Dataset listings of figures:

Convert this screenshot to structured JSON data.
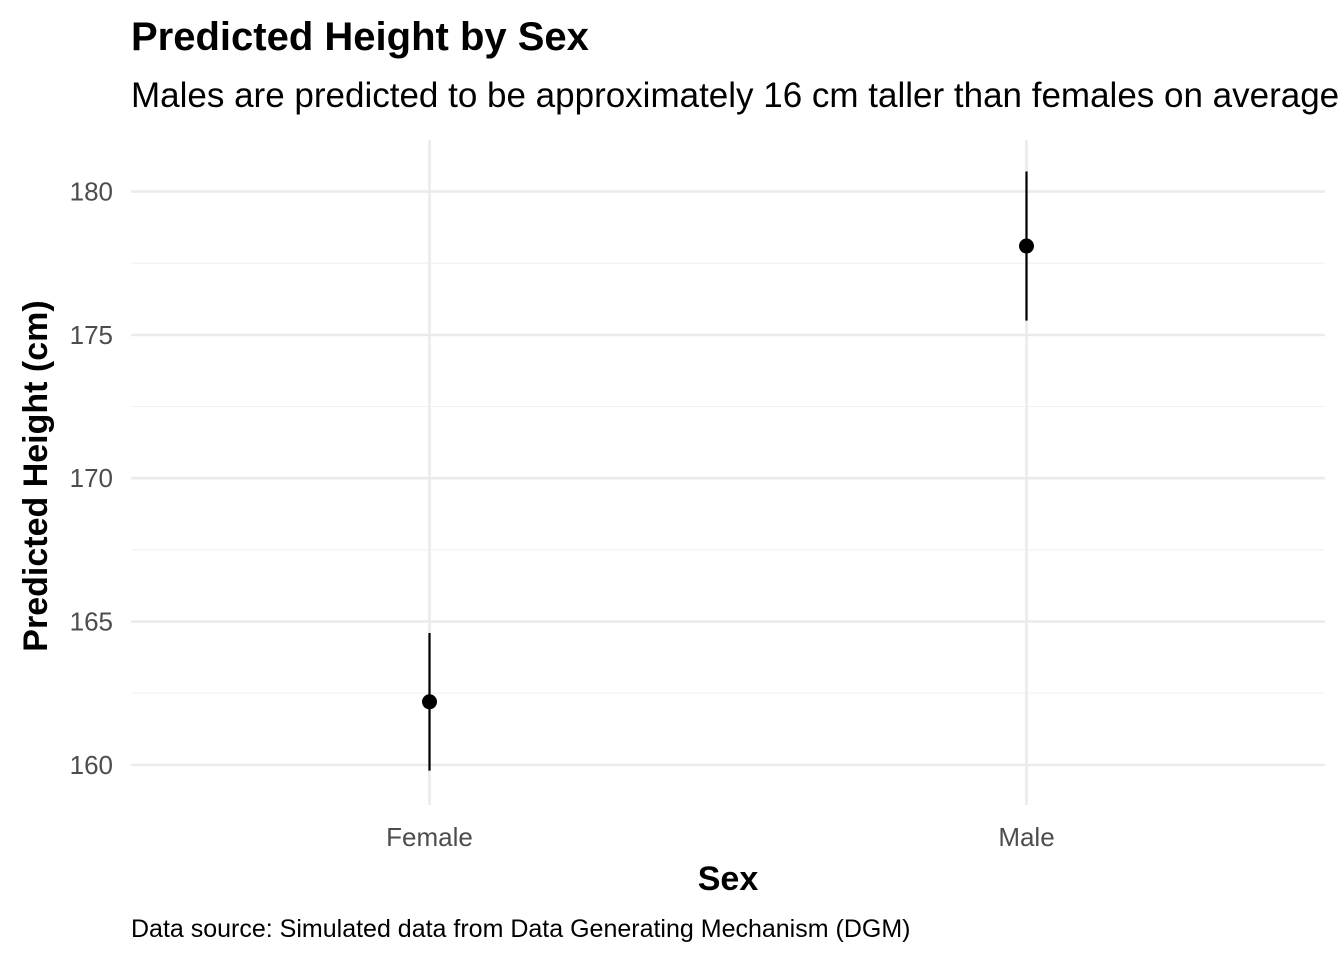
{
  "colors": {
    "background": "#ffffff",
    "grid_major": "#ebebeb",
    "grid_minor": "#f2f2f2",
    "tick_text": "#4d4d4d",
    "point": "#000000",
    "errorbar": "#000000"
  },
  "chart_data": {
    "type": "scatter",
    "title": "Predicted Height by Sex",
    "subtitle": "Males are predicted to be approximately 16 cm taller than females on average",
    "xlabel": "Sex",
    "ylabel": "Predicted Height (cm)",
    "caption": "Data source: Simulated data from Data Generating Mechanism (DGM)",
    "categories": [
      "Female",
      "Male"
    ],
    "series": [
      {
        "values": [
          162.2,
          178.1
        ],
        "lower": [
          159.8,
          175.5
        ],
        "upper": [
          164.6,
          180.7
        ]
      }
    ],
    "ylim": [
      158.6,
      181.8
    ],
    "yticks": [
      160,
      165,
      170,
      175,
      180
    ],
    "yticks_minor": [
      162.5,
      167.5,
      172.5,
      177.5
    ],
    "grid": true,
    "legend": "none"
  }
}
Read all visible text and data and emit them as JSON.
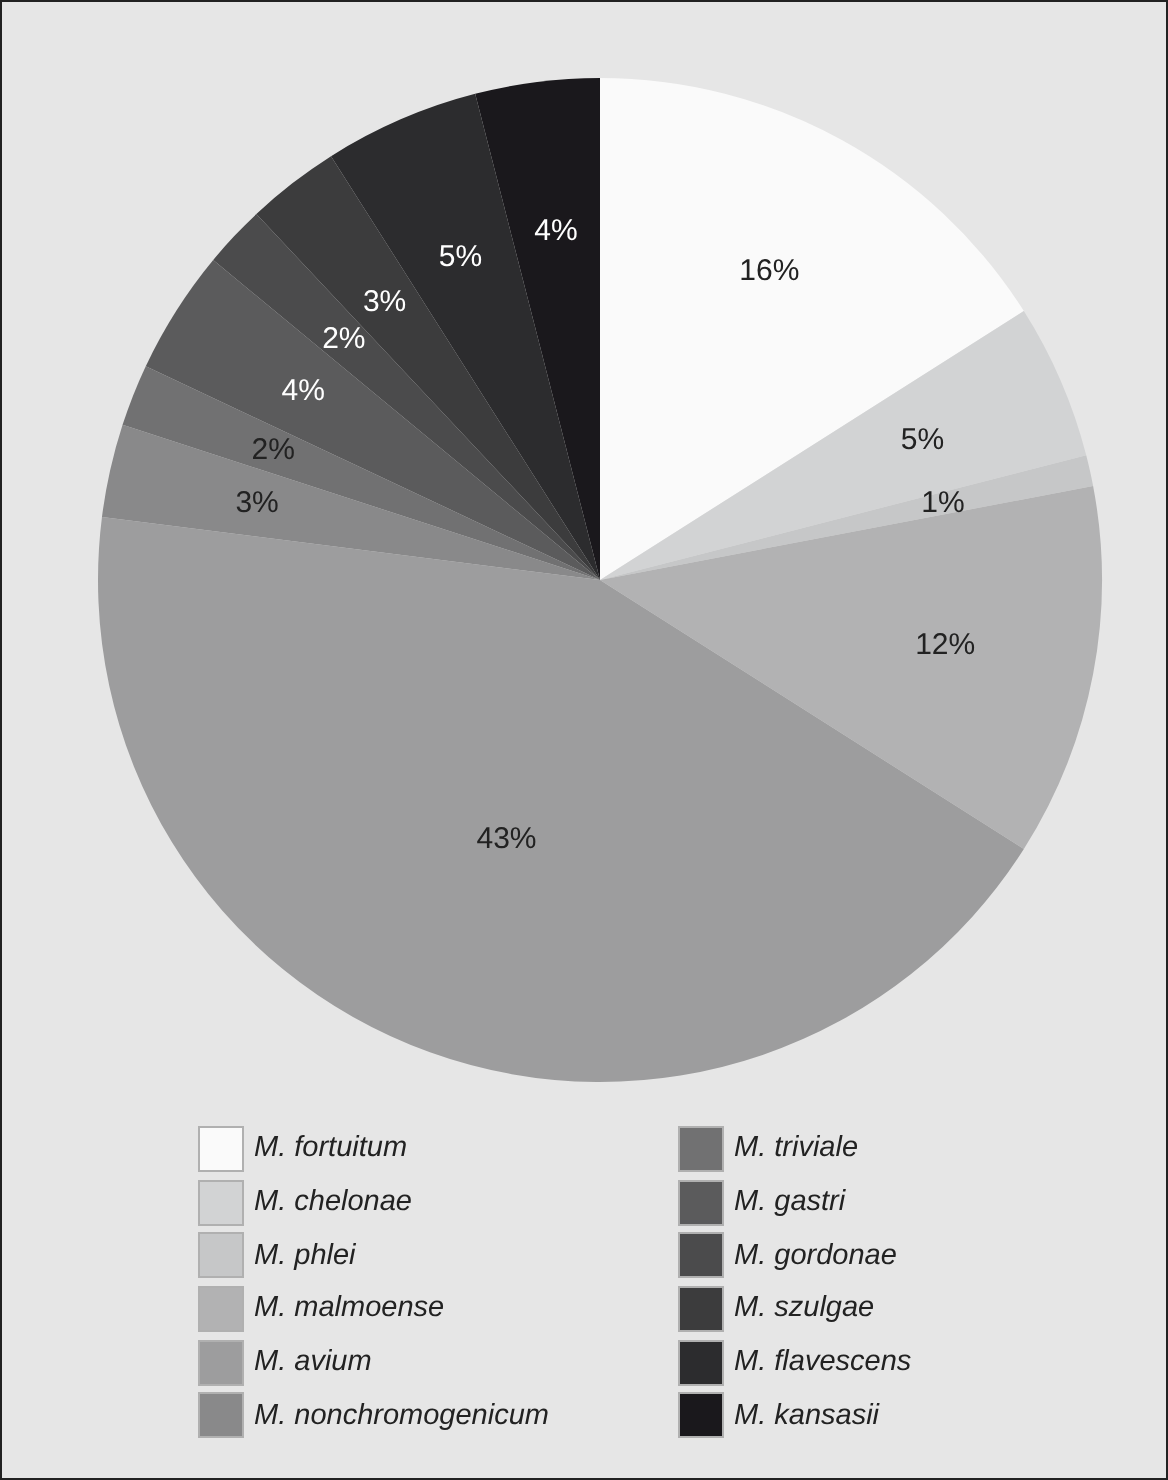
{
  "chart_data": {
    "type": "pie",
    "categories": [
      "M. fortuitum",
      "M. chelonae",
      "M. phlei",
      "M. malmoense",
      "M. avium",
      "M. nonchromogenicum",
      "M. triviale",
      "M. gastri",
      "M. gordonae",
      "M. szulgae",
      "M. flavescens",
      "M. kansasii"
    ],
    "values": [
      16,
      5,
      1,
      12,
      43,
      3,
      2,
      4,
      2,
      3,
      5,
      4
    ],
    "colors": [
      "#fafafa",
      "#d2d3d4",
      "#c6c7c8",
      "#b2b2b3",
      "#9d9d9e",
      "#89898a",
      "#717172",
      "#5b5b5c",
      "#4b4b4c",
      "#3c3c3d",
      "#2c2c2e",
      "#1a181c"
    ],
    "value_labels": [
      "16%",
      "5%",
      "1%",
      "12%",
      "43%",
      "3%",
      "2%",
      "4%",
      "2%",
      "3%",
      "5%",
      "4%"
    ],
    "legend": "bottom"
  }
}
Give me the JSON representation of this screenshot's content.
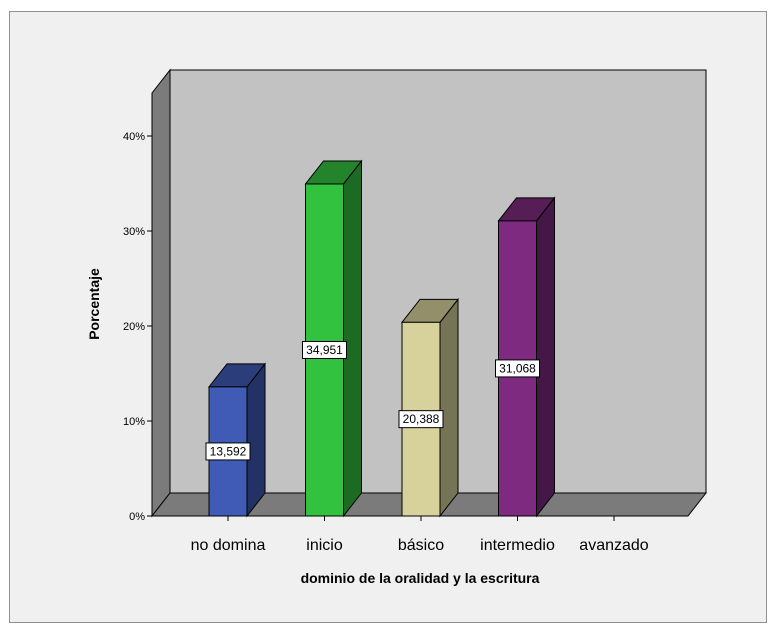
{
  "chart_data": {
    "type": "bar",
    "style": "3d",
    "xlabel": "dominio de la oralidad y la escritura",
    "ylabel": "Porcentaje",
    "categories": [
      "no domina",
      "inicio",
      "básico",
      "intermedio",
      "avanzado"
    ],
    "values": [
      13.592,
      34.951,
      20.388,
      31.068,
      0
    ],
    "data_labels": [
      "13,592",
      "34,951",
      "20,388",
      "31,068",
      ""
    ],
    "bar_colors": [
      "#3f5bb5",
      "#33c23f",
      "#d7d29c",
      "#7e2a80",
      null
    ],
    "ylim": [
      0,
      40
    ],
    "yticks": [
      0,
      10,
      20,
      30,
      40
    ],
    "ytick_labels": [
      "0%",
      "10%",
      "20%",
      "30%",
      "40%"
    ],
    "grid": false,
    "background": "#c2c2c2"
  }
}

* Required work *
Gather up every line in the data above that contains the word "ylabel", copying each one.

* Output for this exercise *
    "ylabel": "Predicted Height (cm)",
    "ylabel": "Porcentaje",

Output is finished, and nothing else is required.